▶ **Provided records**
○ ○ ○

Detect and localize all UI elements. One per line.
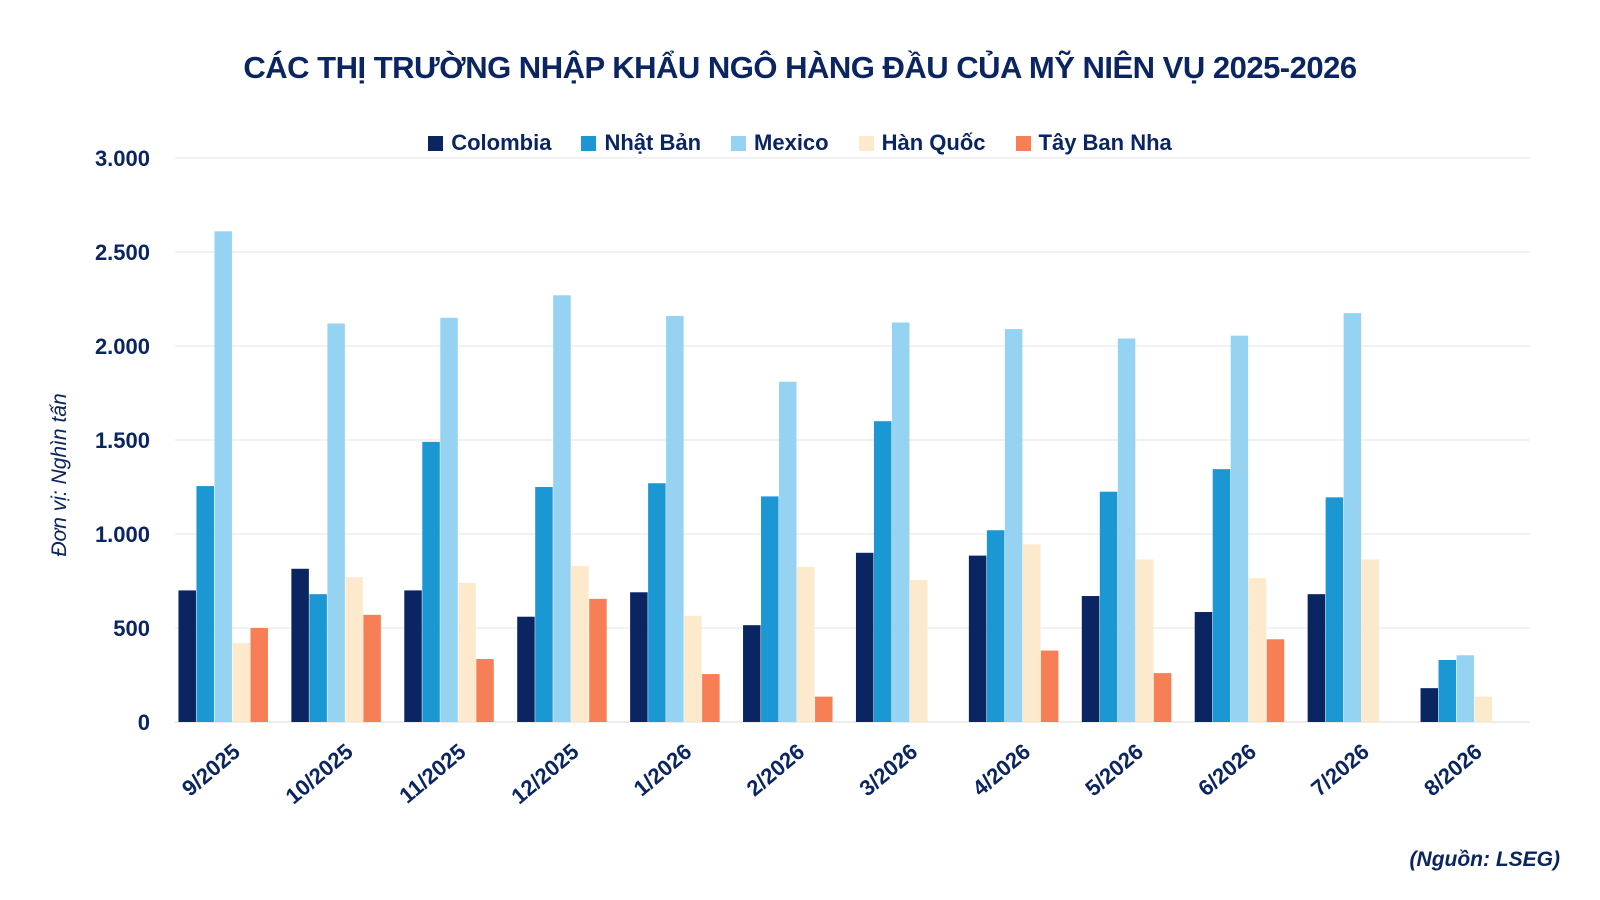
x-tick-label: 6/2026 xyxy=(1193,739,1261,801)
bar-1-7 xyxy=(855,552,874,722)
bar-3-3 xyxy=(440,317,458,722)
bar-1-1 xyxy=(178,590,196,722)
bar-2-1 xyxy=(196,486,214,722)
legend-label: Colombia xyxy=(451,130,552,155)
legend-label: Tây Ban Nha xyxy=(1038,130,1172,155)
bar-4-3 xyxy=(458,582,476,722)
bar-2-12 xyxy=(1438,659,1457,722)
legend-item-3: Mexico xyxy=(731,130,829,156)
bar-2-4 xyxy=(535,487,553,722)
bar-5-8 xyxy=(1040,650,1059,722)
x-tick-label: 1/2026 xyxy=(629,739,697,801)
bar-4-5 xyxy=(684,615,702,722)
bar-5-4 xyxy=(589,598,607,722)
bar-2-3 xyxy=(422,441,440,722)
legend-label: Nhật Bản xyxy=(604,130,702,155)
bar-5-10 xyxy=(1266,639,1285,722)
bar-3-7 xyxy=(891,322,910,722)
bar-5-9 xyxy=(1153,673,1172,722)
bar-5-3 xyxy=(476,659,494,722)
bar-1-4 xyxy=(517,616,535,722)
x-tick-label: 5/2026 xyxy=(1080,739,1148,801)
y-tick-label: 2.000 xyxy=(95,334,150,359)
bar-2-8 xyxy=(986,530,1005,722)
bar-1-10 xyxy=(1194,612,1213,722)
x-tick-label: 12/2025 xyxy=(506,739,583,809)
x-tick-label: 9/2025 xyxy=(177,739,245,801)
y-tick-label: 3.000 xyxy=(95,146,150,171)
bar-3-1 xyxy=(214,231,232,722)
bar-4-8 xyxy=(1022,544,1041,722)
bar-1-5 xyxy=(630,592,648,722)
bar-1-6 xyxy=(743,625,761,722)
legend-label: Hàn Quốc xyxy=(881,130,986,155)
bar-1-2 xyxy=(291,568,309,722)
y-tick-label: 1.500 xyxy=(95,428,150,453)
source-note: (Nguồn: LSEG) xyxy=(1409,848,1560,871)
bar-1-11 xyxy=(1307,594,1326,722)
x-tick-label: 8/2026 xyxy=(1419,739,1487,801)
legend-item-4: Hàn Quốc xyxy=(858,130,986,156)
bar-5-6 xyxy=(815,696,833,722)
bar-3-12 xyxy=(1456,655,1475,722)
bar-4-2 xyxy=(345,577,363,722)
chart-legend: Colombia Nhật Bản Mexico Hàn Quốc Tây Ban Nh… xyxy=(0,130,1600,156)
bar-3-8 xyxy=(1004,329,1023,722)
bar-4-1 xyxy=(232,643,250,722)
x-tick-label: 2/2026 xyxy=(742,739,810,801)
bar-5-5 xyxy=(702,674,720,722)
y-tick-label: 0 xyxy=(138,710,150,735)
y-tick-label: 2.500 xyxy=(95,240,150,265)
bar-1-12 xyxy=(1420,688,1439,722)
x-tick-label: 11/2025 xyxy=(394,739,470,808)
legend-item-5: Tây Ban Nha xyxy=(1015,130,1172,156)
y-tick-label: 1.000 xyxy=(95,522,150,547)
bar-3-6 xyxy=(779,381,797,722)
bar-3-2 xyxy=(327,323,345,722)
legend-swatch xyxy=(428,135,444,151)
legend-item-2: Nhật Bản xyxy=(581,130,701,156)
bar-4-4 xyxy=(571,565,589,722)
bar-3-9 xyxy=(1117,338,1136,722)
bar-1-9 xyxy=(1081,596,1100,722)
bar-2-10 xyxy=(1212,469,1231,722)
bar-1-8 xyxy=(968,555,987,722)
bar-2-6 xyxy=(761,496,779,722)
legend-swatch xyxy=(731,135,747,151)
x-tick-label: 7/2026 xyxy=(1306,739,1374,801)
legend-label: Mexico xyxy=(754,130,829,155)
x-tick-label: 3/2026 xyxy=(855,739,923,801)
bar-5-1 xyxy=(250,628,268,722)
bar-2-5 xyxy=(648,483,666,722)
bar-4-9 xyxy=(1135,559,1154,722)
bar-2-7 xyxy=(873,421,892,722)
bar-3-10 xyxy=(1230,335,1249,722)
bar-4-12 xyxy=(1474,696,1493,722)
bar-3-11 xyxy=(1343,313,1362,722)
chart-title: CÁC THỊ TRƯỜNG NHẬP KHẨU NGÔ HÀNG ĐẦU CỦ… xyxy=(243,50,1357,85)
bar-2-2 xyxy=(309,594,327,722)
bar-4-10 xyxy=(1248,578,1267,722)
x-tick-label: 4/2026 xyxy=(967,739,1035,801)
x-tick-label: 10/2025 xyxy=(281,739,358,809)
bar-2-11 xyxy=(1325,497,1344,722)
bar-3-4 xyxy=(553,295,571,722)
bar-4-11 xyxy=(1361,559,1380,722)
bar-4-6 xyxy=(797,566,815,722)
bar-4-7 xyxy=(909,580,928,722)
bar-1-3 xyxy=(404,590,422,722)
bar-2-9 xyxy=(1099,491,1118,722)
legend-swatch xyxy=(858,135,874,151)
bar-5-2 xyxy=(363,614,381,722)
legend-swatch xyxy=(1015,135,1031,151)
bar-3-5 xyxy=(666,315,684,722)
legend-item-1: Colombia xyxy=(428,130,551,156)
y-tick-label: 500 xyxy=(113,616,150,641)
legend-swatch xyxy=(581,135,597,151)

○ ○ ○

▶ **Task to carry out**
Copy every line above word for word, leaving out the picture.

▶ **Task solution**
Detect and localize all UI elements. One per line.
x-tick-label: 6/2026 xyxy=(1193,739,1261,801)
bar-1-7 xyxy=(855,552,874,722)
bar-3-3 xyxy=(440,317,458,722)
bar-1-1 xyxy=(178,590,196,722)
bar-2-1 xyxy=(196,486,214,722)
legend-label: Colombia xyxy=(451,130,552,155)
legend-label: Tây Ban Nha xyxy=(1038,130,1172,155)
bar-4-3 xyxy=(458,582,476,722)
bar-2-12 xyxy=(1438,659,1457,722)
legend-item-3: Mexico xyxy=(731,130,829,156)
bar-2-4 xyxy=(535,487,553,722)
bar-5-8 xyxy=(1040,650,1059,722)
x-tick-label: 1/2026 xyxy=(629,739,697,801)
bar-4-5 xyxy=(684,615,702,722)
bar-5-4 xyxy=(589,598,607,722)
bar-2-3 xyxy=(422,441,440,722)
legend-label: Nhật Bản xyxy=(604,130,702,155)
bar-5-10 xyxy=(1266,639,1285,722)
bar-3-7 xyxy=(891,322,910,722)
bar-5-9 xyxy=(1153,673,1172,722)
bar-5-3 xyxy=(476,659,494,722)
bar-1-4 xyxy=(517,616,535,722)
x-tick-label: 5/2026 xyxy=(1080,739,1148,801)
y-tick-label: 2.000 xyxy=(95,334,150,359)
bar-2-8 xyxy=(986,530,1005,722)
bar-1-10 xyxy=(1194,612,1213,722)
x-tick-label: 12/2025 xyxy=(506,739,583,809)
x-tick-label: 9/2025 xyxy=(177,739,245,801)
y-tick-label: 3.000 xyxy=(95,146,150,171)
bar-3-1 xyxy=(214,231,232,722)
bar-4-8 xyxy=(1022,544,1041,722)
bar-1-5 xyxy=(630,592,648,722)
bar-1-6 xyxy=(743,625,761,722)
legend-label: Hàn Quốc xyxy=(881,130,986,155)
bar-1-2 xyxy=(291,568,309,722)
y-tick-label: 1.500 xyxy=(95,428,150,453)
source-note: (Nguồn: LSEG) xyxy=(1409,848,1560,871)
bar-1-11 xyxy=(1307,594,1326,722)
x-tick-label: 8/2026 xyxy=(1419,739,1487,801)
legend-item-4: Hàn Quốc xyxy=(858,130,986,156)
bar-5-6 xyxy=(815,696,833,722)
bar-3-12 xyxy=(1456,655,1475,722)
bar-4-2 xyxy=(345,577,363,722)
chart-legend: Colombia Nhật Bản Mexico Hàn Quốc Tây Ban Nh… xyxy=(0,130,1600,156)
bar-3-8 xyxy=(1004,329,1023,722)
bar-4-1 xyxy=(232,643,250,722)
x-tick-label: 2/2026 xyxy=(742,739,810,801)
bar-5-5 xyxy=(702,674,720,722)
y-tick-label: 0 xyxy=(138,710,150,735)
y-tick-label: 2.500 xyxy=(95,240,150,265)
bar-1-12 xyxy=(1420,688,1439,722)
x-tick-label: 11/2025 xyxy=(394,739,470,808)
legend-item-5: Tây Ban Nha xyxy=(1015,130,1172,156)
y-tick-label: 1.000 xyxy=(95,522,150,547)
bar-3-6 xyxy=(779,381,797,722)
bar-3-2 xyxy=(327,323,345,722)
legend-swatch xyxy=(428,135,444,151)
legend-item-2: Nhật Bản xyxy=(581,130,701,156)
bar-4-4 xyxy=(571,565,589,722)
bar-3-9 xyxy=(1117,338,1136,722)
bar-1-9 xyxy=(1081,596,1100,722)
bar-2-10 xyxy=(1212,469,1231,722)
bar-1-8 xyxy=(968,555,987,722)
bar-2-6 xyxy=(761,496,779,722)
legend-swatch xyxy=(731,135,747,151)
x-tick-label: 7/2026 xyxy=(1306,739,1374,801)
legend-label: Mexico xyxy=(754,130,829,155)
x-tick-label: 3/2026 xyxy=(855,739,923,801)
bar-5-1 xyxy=(250,628,268,722)
bar-2-5 xyxy=(648,483,666,722)
bar-4-9 xyxy=(1135,559,1154,722)
bar-2-7 xyxy=(873,421,892,722)
bar-3-10 xyxy=(1230,335,1249,722)
bar-4-12 xyxy=(1474,696,1493,722)
bar-3-11 xyxy=(1343,313,1362,722)
chart-title: CÁC THỊ TRƯỜNG NHẬP KHẨU NGÔ HÀNG ĐẦU CỦ… xyxy=(243,50,1357,85)
bar-2-2 xyxy=(309,594,327,722)
bar-4-10 xyxy=(1248,578,1267,722)
x-tick-label: 4/2026 xyxy=(967,739,1035,801)
x-tick-label: 10/2025 xyxy=(281,739,358,809)
bar-2-11 xyxy=(1325,497,1344,722)
bar-3-4 xyxy=(553,295,571,722)
bar-4-11 xyxy=(1361,559,1380,722)
bar-4-6 xyxy=(797,566,815,722)
bar-4-7 xyxy=(909,580,928,722)
bar-1-3 xyxy=(404,590,422,722)
bar-2-9 xyxy=(1099,491,1118,722)
legend-swatch xyxy=(858,135,874,151)
bar-5-2 xyxy=(363,614,381,722)
legend-swatch xyxy=(1015,135,1031,151)
bar-3-5 xyxy=(666,315,684,722)
legend-item-1: Colombia xyxy=(428,130,551,156)
y-tick-label: 500 xyxy=(113,616,150,641)
legend-swatch xyxy=(581,135,597,151)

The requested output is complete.